— Begin —
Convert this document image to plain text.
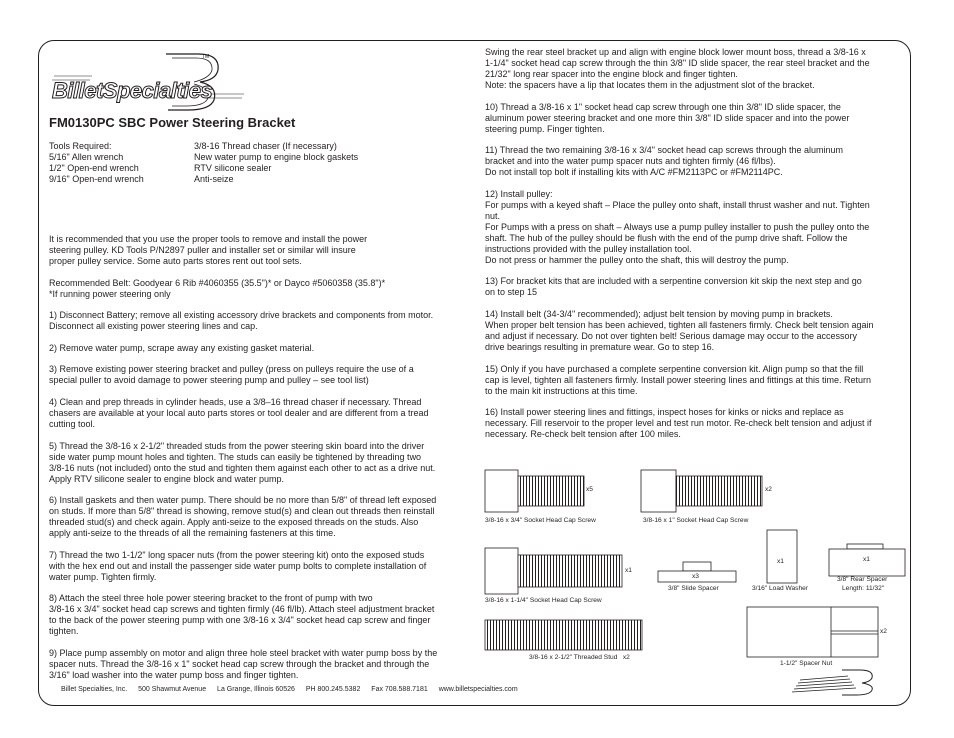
BilletSpecialties
TM
FM0130PC SBC Power Steering Bracket
Tools Required:
5/16" Allen wrench
1/2" Open-end wrench
9/16" Open-end wrench
3/8-16 Thread chaser (If necessary)
New water pump to engine block gaskets
RTV silicone sealer
Anti-seize

It is recommended that you use the proper tools to remove and install the power
steering pulley. KD Tools P/N2897 puller and installer set or similar will insure
proper pulley service. Some auto parts stores rent out tool sets.

Recommended Belt: Goodyear 6 Rib #4060355 (35.5")* or Dayco #5060358 (35.8")*
*If running power steering only

1) Disconnect Battery; remove all existing accessory drive brackets and components from motor.
Disconnect all existing power steering lines and cap.

2) Remove water pump, scrape away any existing gasket material.

3) Remove existing power steering bracket and pulley (press on pulleys require the use of a
special puller to avoid damage to power steering pump and pulley – see tool list)

4) Clean and prep threads in cylinder heads, use a 3/8–16 thread chaser if necessary. Thread
chasers are available at your local auto parts stores or tool dealer and are different from a tread
cutting tool.

5) Thread the 3/8-16 x 2-1/2" threaded studs from the power steering skin board into the driver
side water pump mount holes and tighten. The studs can easily be tightened by threading two
3/8-16 nuts (not included) onto the stud and tighten them against each other to act as a drive nut.
Apply RTV silicone sealer to engine block and water pump.

6) Install gaskets and then water pump. There should be no more than 5/8" of thread left exposed
on studs. If more than 5/8" thread is showing, remove stud(s) and clean out threads then reinstall
threaded stud(s) and check again. Apply anti-seize to the exposed threads on the studs. Also
apply anti-seize to the threads of all the remaining fasteners at this time.

7) Thread the two 1-1/2" long spacer nuts (from the power steering kit) onto the exposed studs
with the hex end out and install the passenger side water pump bolts to complete installation of
water pump. Tighten firmly.

8) Attach the steel three hole power steering bracket to the front of pump with two
3/8-16 x 3/4" socket head cap screws and tighten firmly (46 fl/lb). Attach steel adjustment bracket
to the back of the power steering pump with one 3/8-16 x 3/4" socket head cap screw and finger
tighten.

9) Place pump assembly on motor and align three hole steel bracket with water pump boss by the
spacer nuts. Thread the 3/8-16 x 1" socket head cap screw through the bracket and through the
3/16" load washer into the water pump boss and finger tighten.

Swing the rear steel bracket up and align with engine block lower mount boss, thread a 3/8-16 x
1-1/4" socket head cap screw through the thin 3/8" ID slide spacer, the rear steel bracket and the
21/32" long rear spacer into the engine block and finger tighten.
Note: the spacers have a lip that locates them in the adjustment slot of the bracket.

10) Thread a 3/8-16 x 1" socket head cap screw through one thin 3/8" ID slide spacer, the
aluminum power steering bracket and one more thin 3/8" ID slide spacer and into the power
steering pump. Finger tighten.

11) Thread the two remaining 3/8-16 x 3/4" socket head cap screws through the aluminum
bracket and into the water pump spacer nuts and tighten firmly (46 fl/lbs).
Do not install top bolt if installing kits with A/C #FM2113PC or #FM2114PC.

12) Install pulley:
For pumps with a keyed shaft – Place the pulley onto shaft, install thrust washer and nut. Tighten
nut.
For Pumps with a press on shaft – Always use a pump pulley installer to push the pulley onto the
shaft. The hub of the pulley should be flush with the end of the pump drive shaft. Follow the
instructions provided with the pulley installation tool.
Do not press or hammer the pulley onto the shaft, this will destroy the pump.

13) For bracket kits that are included with a serpentine conversion kit skip the next step and go
on to step 15

14) Install belt (34-3/4" recommended); adjust belt tension by moving pump in brackets.
When proper belt tension has been achieved, tighten all fasteners firmly. Check belt tension again
and adjust if necessary. Do not over tighten belt! Serious damage may occur to the accessory
drive bearings resulting in premature wear. Go to step 16.

15) Only if you have purchased a complete serpentine conversion kit. Align pump so that the fill
cap is level, tighten all fasteners firmly. Install power steering lines and fittings at this time. Return
to the main kit instructions at this time.

16) Install power steering lines and fittings, inspect hoses for kinks or nicks and replace as
necessary. Fill reservoir to the proper level and test run motor. Re-check belt tension and adjust if
necessary. Re-check belt tension after 100 miles.

x5
3/8-16 x 3/4" Socket Head Cap Screw
x2
3/8-16 x 1" Socket Head Cap Screw
x1
3/8-16 x 1-1/4" Socket Head Cap Screw
x3
3/8" Slide Spacer
x1
3/16" Load Washer
x1
3/8" Rear Spacer
Length: 11/32"
3/8-16 x 2-1/2" Threaded Stud x2
x2
1-1/2" Spacer Nut
Billet Specialties, Inc. 500 Shawmut Avenue La Grange, Illinois 60526 PH 800.245.5382 Fax 708.588.7181 www.billetspecialties.com
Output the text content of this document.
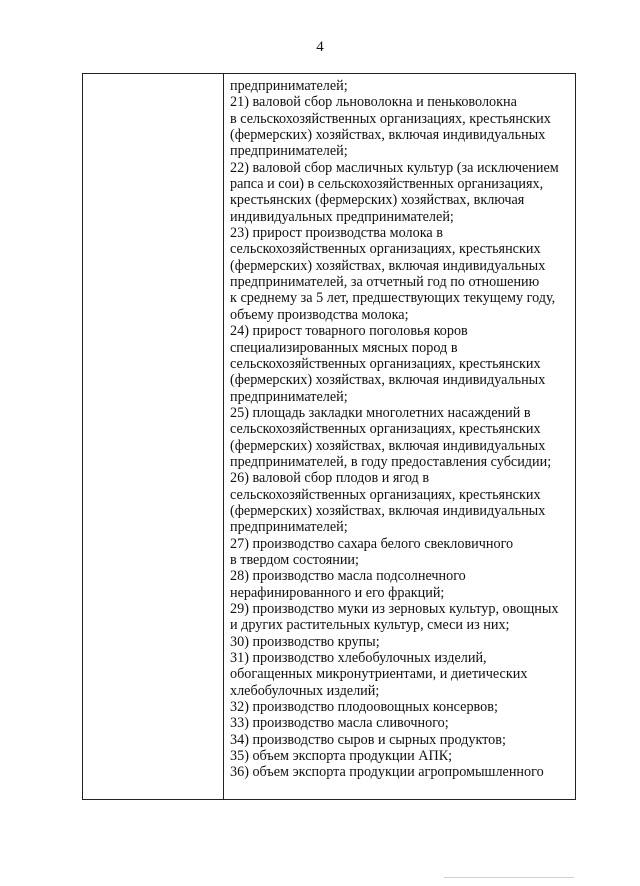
4
предпринимателей;
21) валовой сбор льноволокна и пеньковолокна
в сельскохозяйственных организациях, крестьянских
(фермерских) хозяйствах, включая индивидуальных
предпринимателей;
22) валовой сбор масличных культур (за исключением
рапса и сои) в сельскохозяйственных организациях,
крестьянских (фермерских) хозяйствах, включая
индивидуальных предпринимателей;
23) прирост производства молока в
сельскохозяйственных организациях, крестьянских
(фермерских) хозяйствах, включая индивидуальных
предпринимателей, за отчетный год по отношению
к среднему за 5 лет, предшествующих текущему году,
объему производства молока;
24) прирост товарного поголовья коров
специализированных мясных пород в
сельскохозяйственных организациях, крестьянских
(фермерских) хозяйствах, включая индивидуальных
предпринимателей;
25) площадь закладки многолетних насаждений в
сельскохозяйственных организациях, крестьянских
(фермерских) хозяйствах, включая индивидуальных
предпринимателей, в году предоставления субсидии;
26) валовой сбор плодов и ягод в
сельскохозяйственных организациях, крестьянских
(фермерских) хозяйствах, включая индивидуальных
предпринимателей;
27) производство сахара белого свекловичного
в твердом состоянии;
28) производство масла подсолнечного
нерафинированного и его фракций;
29) производство муки из зерновых культур, овощных
и других растительных культур, смеси из них;
30) производство крупы;
31) производство хлебобулочных изделий,
обогащенных микронутриентами, и диетических
хлебобулочных изделий;
32) производство плодоовощных консервов;
33) производство масла сливочного;
34) производство сыров и сырных продуктов;
35) объем экспорта продукции АПК;
36) объем экспорта продукции агропромышленного
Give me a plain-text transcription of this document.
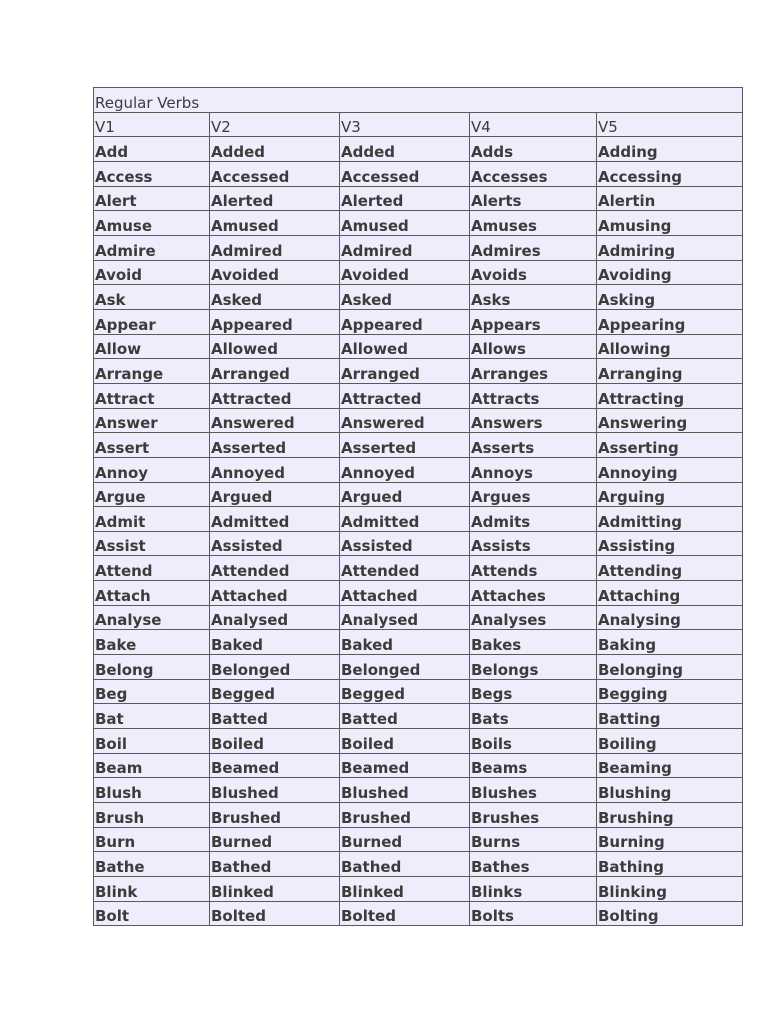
Regular Verbs				
V1	V2	V3	V4	V5
Add	Added	Added	Adds	Adding
Access	Accessed	Accessed	Accesses	Accessing
Alert	Alerted	Alerted	Alerts	Alertin
Amuse	Amused	Amused	Amuses	Amusing
Admire	Admired	Admired	Admires	Admiring
Avoid	Avoided	Avoided	Avoids	Avoiding
Ask	Asked	Asked	Asks	Asking
Appear	Appeared	Appeared	Appears	Appearing
Allow	Allowed	Allowed	Allows	Allowing
Arrange	Arranged	Arranged	Arranges	Arranging
Attract	Attracted	Attracted	Attracts	Attracting
Answer	Answered	Answered	Answers	Answering
Assert	Asserted	Asserted	Asserts	Asserting
Annoy	Annoyed	Annoyed	Annoys	Annoying
Argue	Argued	Argued	Argues	Arguing
Admit	Admitted	Admitted	Admits	Admitting
Assist	Assisted	Assisted	Assists	Assisting
Attend	Attended	Attended	Attends	Attending
Attach	Attached	Attached	Attaches	Attaching
Analyse	Analysed	Analysed	Analyses	Analysing
Bake	Baked	Baked	Bakes	Baking
Belong	Belonged	Belonged	Belongs	Belonging
Beg	Begged	Begged	Begs	Begging
Bat	Batted	Batted	Bats	Batting
Boil	Boiled	Boiled	Boils	Boiling
Beam	Beamed	Beamed	Beams	Beaming
Blush	Blushed	Blushed	Blushes	Blushing
Brush	Brushed	Brushed	Brushes	Brushing
Burn	Burned	Burned	Burns	Burning
Bathe	Bathed	Bathed	Bathes	Bathing
Blink	Blinked	Blinked	Blinks	Blinking
Bolt	Bolted	Bolted	Bolts	Bolting
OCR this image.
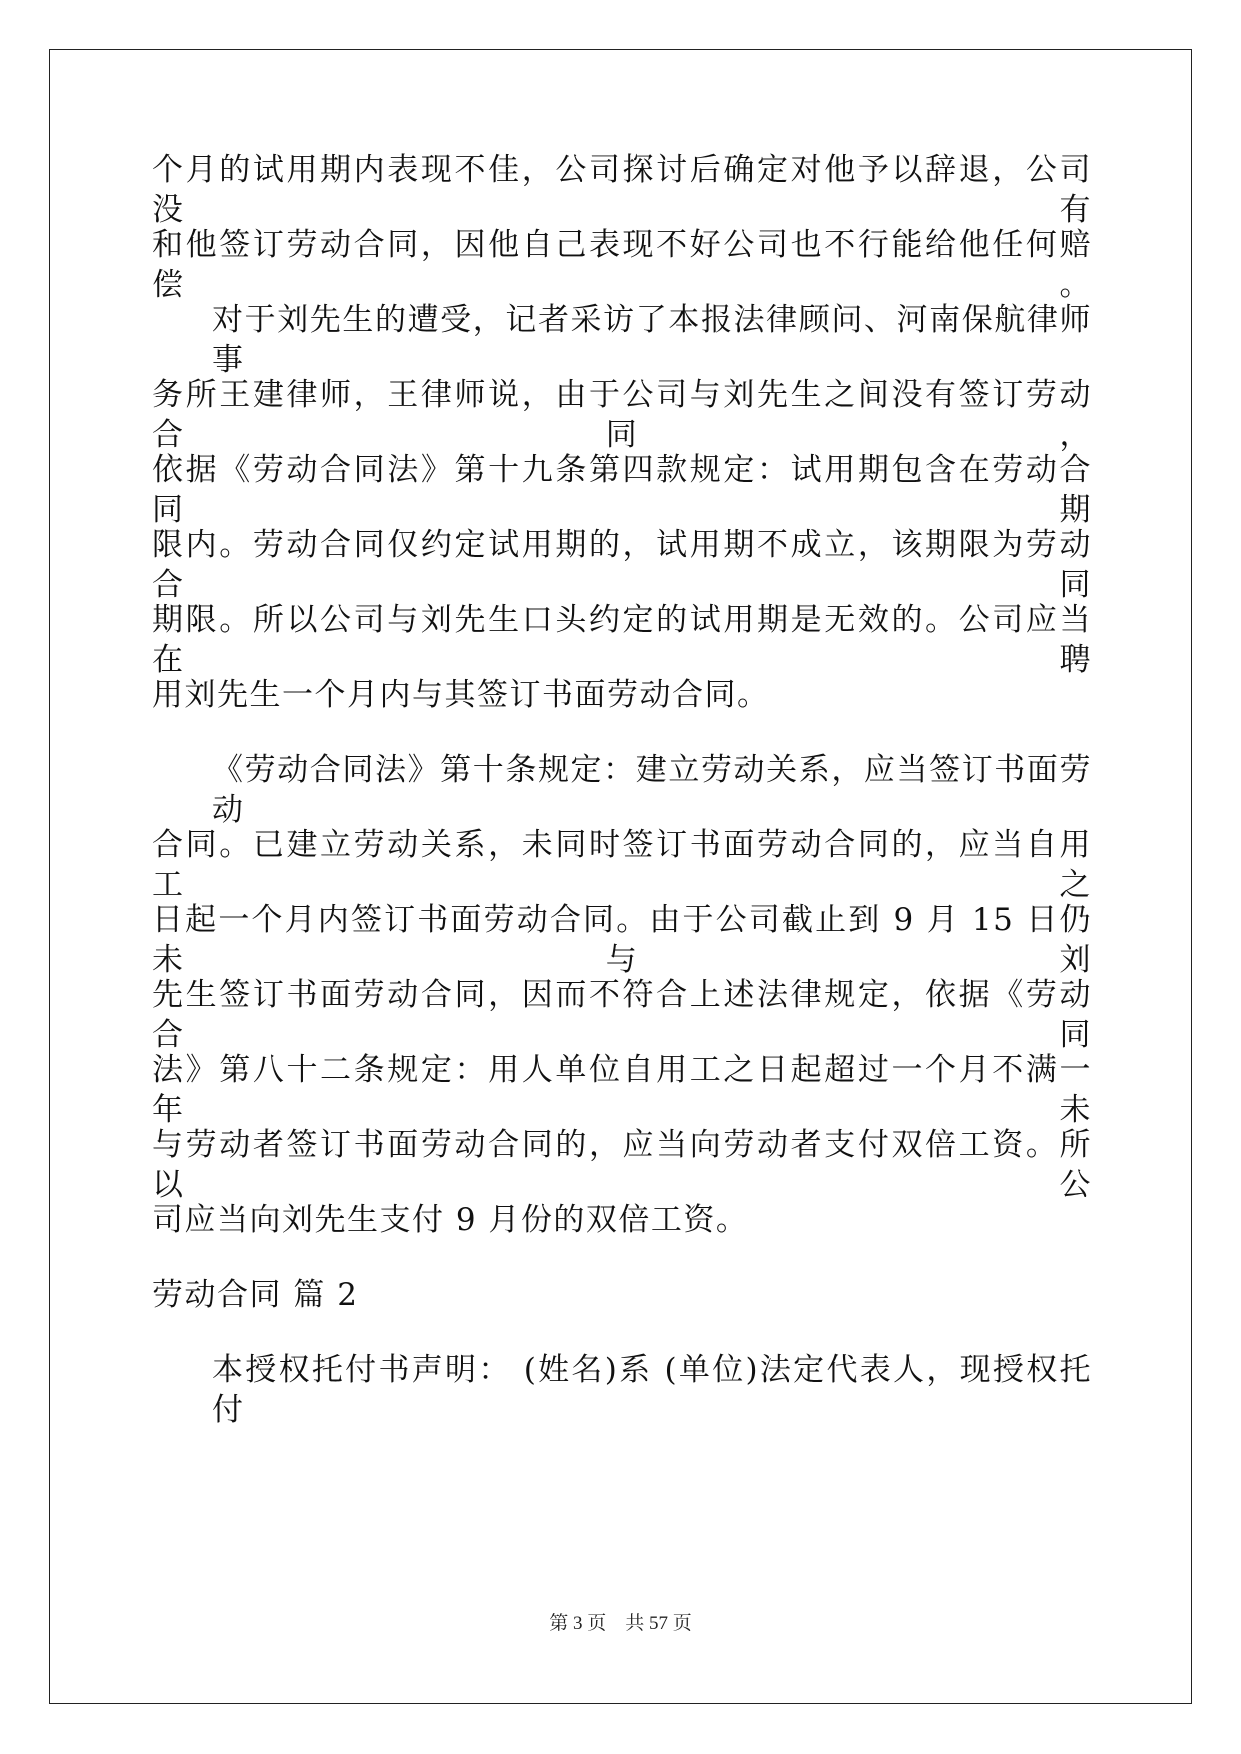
个月的试用期内表现不佳，公司探讨后确定对他予以辞退，公司没有
和他签订劳动合同，因他自己表现不好公司也不行能给他任何赔偿。
对于刘先生的遭受，记者采访了本报法律顾问、河南保航律师事
务所王建律师，王律师说，由于公司与刘先生之间没有签订劳动合同，
依据《劳动合同法》第十九条第四款规定：试用期包含在劳动合同期
限内。劳动合同仅约定试用期的，试用期不成立，该期限为劳动合同
期限。所以公司与刘先生口头约定的试用期是无效的。公司应当在聘
用刘先生一个月内与其签订书面劳动合同。
《劳动合同法》第十条规定：建立劳动关系，应当签订书面劳动
合同。已建立劳动关系，未同时签订书面劳动合同的，应当自用工之
日起一个月内签订书面劳动合同。由于公司截止到 9 月 15 日仍未与刘
先生签订书面劳动合同，因而不符合上述法律规定，依据《劳动合同
法》第八十二条规定：用人单位自用工之日起超过一个月不满一年未
与劳动者签订书面劳动合同的，应当向劳动者支付双倍工资。所以公
司应当向刘先生支付 9 月份的双倍工资。
劳动合同 篇 2
本授权托付书声明： (姓名)系 (单位)法定代表人，现授权托付
第 3 页    共 57 页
— End —
_JOB_: Go to the line containing "OCR this image.", then write out word for word every line from there to the end of the listing. Keep both end lines and drop the pictures.

_ANSWER TO THIS PROBLEM_:
OCR this image.
个月的试用期内表现不佳，公司探讨后确定对他予以辞退，公司没有
和他签订劳动合同，因他自己表现不好公司也不行能给他任何赔偿。
对于刘先生的遭受，记者采访了本报法律顾问、河南保航律师事
务所王建律师，王律师说，由于公司与刘先生之间没有签订劳动合同，
依据《劳动合同法》第十九条第四款规定：试用期包含在劳动合同期
限内。劳动合同仅约定试用期的，试用期不成立，该期限为劳动合同
期限。所以公司与刘先生口头约定的试用期是无效的。公司应当在聘
用刘先生一个月内与其签订书面劳动合同。
《劳动合同法》第十条规定：建立劳动关系，应当签订书面劳动
合同。已建立劳动关系，未同时签订书面劳动合同的，应当自用工之
日起一个月内签订书面劳动合同。由于公司截止到 9 月 15 日仍未与刘
先生签订书面劳动合同，因而不符合上述法律规定，依据《劳动合同
法》第八十二条规定：用人单位自用工之日起超过一个月不满一年未
与劳动者签订书面劳动合同的，应当向劳动者支付双倍工资。所以公
司应当向刘先生支付 9 月份的双倍工资。
劳动合同 篇 2
本授权托付书声明： (姓名)系 (单位)法定代表人，现授权托付
第 3 页    共 57 页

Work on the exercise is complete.